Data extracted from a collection

┌──

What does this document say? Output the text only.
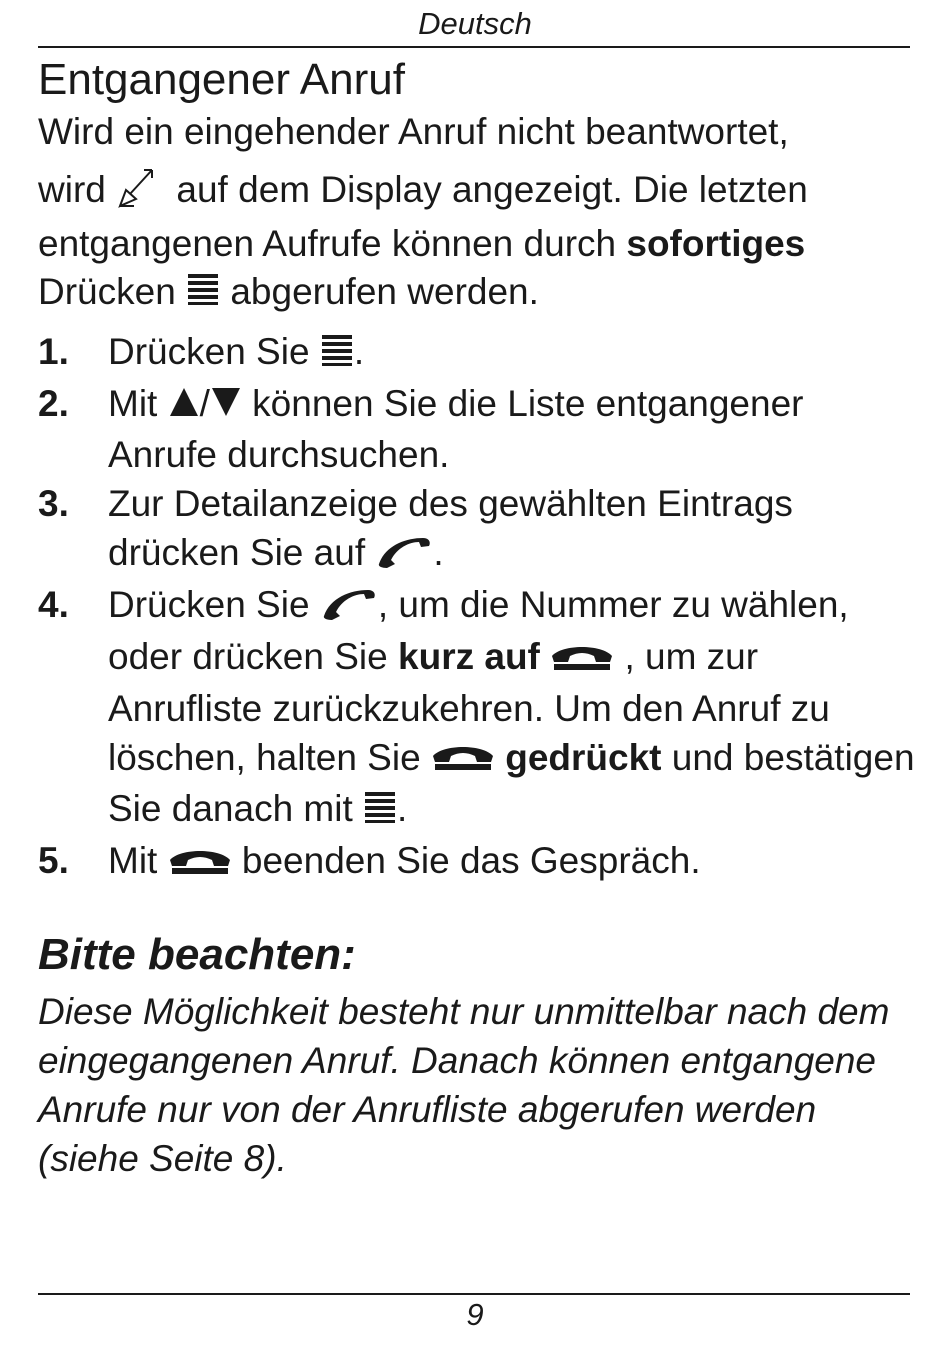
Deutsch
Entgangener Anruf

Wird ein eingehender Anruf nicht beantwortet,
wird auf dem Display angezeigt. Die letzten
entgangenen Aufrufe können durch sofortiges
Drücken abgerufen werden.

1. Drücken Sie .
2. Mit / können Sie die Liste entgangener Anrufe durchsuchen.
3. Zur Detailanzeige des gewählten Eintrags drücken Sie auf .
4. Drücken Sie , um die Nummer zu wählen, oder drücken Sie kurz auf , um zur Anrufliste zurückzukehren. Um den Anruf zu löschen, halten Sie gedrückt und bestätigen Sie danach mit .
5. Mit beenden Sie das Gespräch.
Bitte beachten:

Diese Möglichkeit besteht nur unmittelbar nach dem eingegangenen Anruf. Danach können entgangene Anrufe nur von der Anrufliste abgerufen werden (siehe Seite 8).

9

└──

Locate the string "abgerufen" in the listing above and copy every line where it occurs.

**RESULT OF THE EXERCISE:**
Drücken abgerufen werden.
Diese Möglichkeit besteht nur unmittelbar nach dem eingegangenen Anruf. Danach können entgangene Anrufe nur von der Anrufliste abgerufen werden (siehe Seite 8).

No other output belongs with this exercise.